### [Text segment]
*** Begin section ***

The Believer is a 2001 American drama film directed by Henry Bean and written by Bean and Mark Jacobson. It stars Ryan Gosling as Daniel Balint, a Jew who becomes a neo-Nazi. It won the Grand Jury Prize at the 2001 Sundance Film Festival and the Golden St. George at the 23rd Moscow International Film Festival.

Background
The film is loosely based on the true story of Dan Burros, a member of the American Nazi Party and the New York branch of the United Klans of America. He committed suicide after being revealed as Jewish by a New York Times reporter.

Plot
Daniel Balint is a former Jewish yeshiva student, brilliant but troubled, who is now a fanatically violent neo-Nazi in New York in his early twenties. As a child, he often challenged his teachers with unorthodox interpretations of scripture. He once argued that the Binding of Isaac was not about Abraham's faith but God's power: that God's purpose was not to have Abraham accomplish a particular task, but rather to demand unquestioning obedience, which Abraham refuses to give; this begins his distance from religion.

Daniel finds a meeting of fascists run by Curtis Zampf and Lina Moebius, where he also makes a connection with Lina's daughter Carla. Daniel advocates killing Jews, and a banker named Manzetti in particular, but Curtis and Lina oppose harming Jews on practical if not moral grounds. Impressed with Daniel's intelligence, Lina invites him to their camp retreat in the country. Afterward, Daniel and his neo-Nazi friends pick a fight with two African-American men, get arrested, and are bailed out by Carla. He spends the night with her but returns to his ailing father's home where he is harangued by his sister Linda for his Nazi beliefs, but she also urges him to stay and have Shabbat dinner. The men watch TV, which is forbidden on Sabbath according to some Orthodox Jews, leading them to commiserate on the incomprehensibility of Jewish law.

Guy Danielsen, a journalist writing an article on hate groups, meets Daniel for an interview. He listens to Daniel's antisemitic speech, then reveals that he had been in contact with Daniel's old rabbi and knows that Daniel is Jewish. Daniel pulls out a pistol and threatens to commit suicide if Guy publishes the truth.

*** End section ***

Could you pick up the article on the film The Believer right after the sentence about Daniel threatening suicide if Guy publishes the truth, and carry the plot summary forward?

### [Records shown]
*** Begin section ***

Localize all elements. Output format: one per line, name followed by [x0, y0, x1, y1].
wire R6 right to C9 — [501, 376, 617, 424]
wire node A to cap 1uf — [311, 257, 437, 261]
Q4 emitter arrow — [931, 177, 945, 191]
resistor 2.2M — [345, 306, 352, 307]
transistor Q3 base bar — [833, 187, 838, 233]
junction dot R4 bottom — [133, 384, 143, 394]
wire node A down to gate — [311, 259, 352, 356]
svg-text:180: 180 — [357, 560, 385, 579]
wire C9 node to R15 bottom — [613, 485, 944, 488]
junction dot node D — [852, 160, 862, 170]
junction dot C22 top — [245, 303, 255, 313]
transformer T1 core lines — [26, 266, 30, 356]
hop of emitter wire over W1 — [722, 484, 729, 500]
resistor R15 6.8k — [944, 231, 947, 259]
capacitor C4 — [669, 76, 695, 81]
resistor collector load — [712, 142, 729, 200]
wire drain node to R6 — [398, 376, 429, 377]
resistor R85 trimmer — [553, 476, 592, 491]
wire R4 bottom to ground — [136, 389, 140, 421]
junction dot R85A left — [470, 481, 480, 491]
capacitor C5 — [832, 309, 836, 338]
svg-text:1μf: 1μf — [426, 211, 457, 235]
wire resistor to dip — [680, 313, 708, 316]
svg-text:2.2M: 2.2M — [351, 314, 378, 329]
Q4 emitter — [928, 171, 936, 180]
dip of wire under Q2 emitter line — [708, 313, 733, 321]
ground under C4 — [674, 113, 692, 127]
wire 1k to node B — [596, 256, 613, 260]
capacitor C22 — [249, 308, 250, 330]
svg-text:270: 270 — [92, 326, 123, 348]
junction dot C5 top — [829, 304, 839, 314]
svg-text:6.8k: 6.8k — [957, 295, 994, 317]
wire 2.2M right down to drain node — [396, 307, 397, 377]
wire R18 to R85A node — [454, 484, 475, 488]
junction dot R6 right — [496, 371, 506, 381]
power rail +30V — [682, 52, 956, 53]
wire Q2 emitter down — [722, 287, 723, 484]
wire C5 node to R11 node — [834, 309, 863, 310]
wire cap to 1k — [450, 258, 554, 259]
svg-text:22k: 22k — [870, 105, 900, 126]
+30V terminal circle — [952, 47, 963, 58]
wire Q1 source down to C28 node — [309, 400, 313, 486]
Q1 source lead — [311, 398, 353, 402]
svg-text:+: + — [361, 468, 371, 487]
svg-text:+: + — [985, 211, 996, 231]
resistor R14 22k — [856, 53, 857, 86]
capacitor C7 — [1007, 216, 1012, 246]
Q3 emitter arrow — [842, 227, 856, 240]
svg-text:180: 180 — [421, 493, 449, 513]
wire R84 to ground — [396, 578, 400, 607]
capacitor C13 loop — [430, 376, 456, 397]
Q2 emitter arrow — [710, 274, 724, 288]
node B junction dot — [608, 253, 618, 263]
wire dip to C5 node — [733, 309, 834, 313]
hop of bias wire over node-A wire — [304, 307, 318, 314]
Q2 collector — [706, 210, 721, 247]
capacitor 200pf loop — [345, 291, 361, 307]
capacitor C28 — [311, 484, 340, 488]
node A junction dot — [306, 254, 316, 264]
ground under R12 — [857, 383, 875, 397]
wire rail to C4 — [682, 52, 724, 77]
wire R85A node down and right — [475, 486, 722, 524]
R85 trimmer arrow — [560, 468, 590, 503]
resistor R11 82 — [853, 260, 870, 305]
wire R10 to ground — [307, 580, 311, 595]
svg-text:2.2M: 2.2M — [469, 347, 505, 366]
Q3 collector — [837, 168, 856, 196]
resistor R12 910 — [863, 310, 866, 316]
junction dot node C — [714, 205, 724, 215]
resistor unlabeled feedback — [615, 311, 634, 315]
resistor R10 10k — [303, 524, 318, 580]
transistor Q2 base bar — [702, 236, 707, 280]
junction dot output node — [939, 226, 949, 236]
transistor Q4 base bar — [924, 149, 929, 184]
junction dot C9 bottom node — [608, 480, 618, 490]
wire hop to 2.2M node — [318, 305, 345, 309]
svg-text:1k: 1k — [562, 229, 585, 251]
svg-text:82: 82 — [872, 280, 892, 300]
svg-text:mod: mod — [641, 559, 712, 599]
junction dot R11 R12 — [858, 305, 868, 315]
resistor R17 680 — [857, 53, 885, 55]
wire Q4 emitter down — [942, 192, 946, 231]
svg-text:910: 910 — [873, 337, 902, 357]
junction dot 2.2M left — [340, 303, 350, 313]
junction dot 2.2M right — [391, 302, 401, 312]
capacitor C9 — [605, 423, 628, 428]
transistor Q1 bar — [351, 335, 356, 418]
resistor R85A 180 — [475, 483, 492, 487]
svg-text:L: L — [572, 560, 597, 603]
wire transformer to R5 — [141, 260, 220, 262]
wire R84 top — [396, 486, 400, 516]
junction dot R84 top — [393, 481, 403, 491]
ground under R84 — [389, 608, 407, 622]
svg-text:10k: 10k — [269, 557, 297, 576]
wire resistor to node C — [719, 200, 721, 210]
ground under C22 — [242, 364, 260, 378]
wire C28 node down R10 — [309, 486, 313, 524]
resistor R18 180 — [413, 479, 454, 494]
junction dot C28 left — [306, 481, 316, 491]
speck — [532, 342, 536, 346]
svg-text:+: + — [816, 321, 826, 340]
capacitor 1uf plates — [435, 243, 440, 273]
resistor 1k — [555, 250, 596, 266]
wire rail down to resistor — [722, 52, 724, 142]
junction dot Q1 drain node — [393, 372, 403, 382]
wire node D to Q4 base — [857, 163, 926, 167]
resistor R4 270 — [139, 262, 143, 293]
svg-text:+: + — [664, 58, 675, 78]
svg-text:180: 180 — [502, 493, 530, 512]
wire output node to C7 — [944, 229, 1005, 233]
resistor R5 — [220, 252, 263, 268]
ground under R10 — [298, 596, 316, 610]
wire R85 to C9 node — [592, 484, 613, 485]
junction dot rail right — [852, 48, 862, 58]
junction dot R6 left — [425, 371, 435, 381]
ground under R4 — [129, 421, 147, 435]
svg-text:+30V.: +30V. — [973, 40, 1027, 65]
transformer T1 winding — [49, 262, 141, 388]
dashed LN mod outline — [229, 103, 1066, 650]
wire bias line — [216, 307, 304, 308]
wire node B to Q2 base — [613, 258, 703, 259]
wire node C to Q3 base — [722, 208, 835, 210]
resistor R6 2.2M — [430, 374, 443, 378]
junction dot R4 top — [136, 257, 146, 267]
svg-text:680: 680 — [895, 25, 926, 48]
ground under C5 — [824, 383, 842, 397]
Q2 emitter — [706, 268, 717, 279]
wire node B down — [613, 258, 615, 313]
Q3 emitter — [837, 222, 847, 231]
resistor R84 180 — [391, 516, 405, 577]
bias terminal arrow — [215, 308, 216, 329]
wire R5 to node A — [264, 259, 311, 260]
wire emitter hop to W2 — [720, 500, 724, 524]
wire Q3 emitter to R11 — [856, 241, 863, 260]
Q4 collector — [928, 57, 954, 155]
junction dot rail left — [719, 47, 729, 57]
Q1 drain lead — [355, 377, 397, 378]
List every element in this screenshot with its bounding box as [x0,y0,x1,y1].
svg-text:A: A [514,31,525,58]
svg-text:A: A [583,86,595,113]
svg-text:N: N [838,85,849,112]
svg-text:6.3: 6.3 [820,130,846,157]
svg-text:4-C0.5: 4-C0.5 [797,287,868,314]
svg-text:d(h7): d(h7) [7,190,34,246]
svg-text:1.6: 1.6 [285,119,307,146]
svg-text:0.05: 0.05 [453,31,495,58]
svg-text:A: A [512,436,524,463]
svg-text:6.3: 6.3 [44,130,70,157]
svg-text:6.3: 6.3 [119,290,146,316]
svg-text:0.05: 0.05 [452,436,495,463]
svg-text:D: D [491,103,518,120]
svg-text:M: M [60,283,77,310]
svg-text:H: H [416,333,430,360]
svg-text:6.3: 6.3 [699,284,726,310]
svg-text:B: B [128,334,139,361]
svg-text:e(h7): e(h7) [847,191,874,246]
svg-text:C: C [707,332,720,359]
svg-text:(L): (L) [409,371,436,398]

*** End section ***

### [Response to the exercise]
Daniel goes to the fascist camp retreat, where he meets Drake, a skilled marksman, along with an explosives expert. Six of the retreat participants, including Daniel, go to a Jewish deli, where they torment the owner about Jewish dietary laws until a fight breaks out. Daniel and his friends are required by a court to take sensitivity training, where they listen to the experiences of Holocaust survivors. One talks about how his infant son was murdered by a Nazi. Daniel is enraged that the man did nothing to save his son, but all the survivors assert that Daniel would also have done nothing, and he walks out in anger.

The story haunts him, and he imagines himself as the Nazi. Later that night, Daniel and the gang break into a synagogue, vandalize it, and plant a time bomb under the pulpit. They also tear, trample, and spit on a Torah scroll, though Daniel protests. After they leave, Daniel takes the scroll and a tallit katan (a small Jewish prayer cloth) with him. The next morning, the neo-Nazis hear on the news that the bomb failed to go off. Back in his cabin, Daniel puts on the tallit under his shirt and performs a combination of the Nazi salute and a Hagbaha.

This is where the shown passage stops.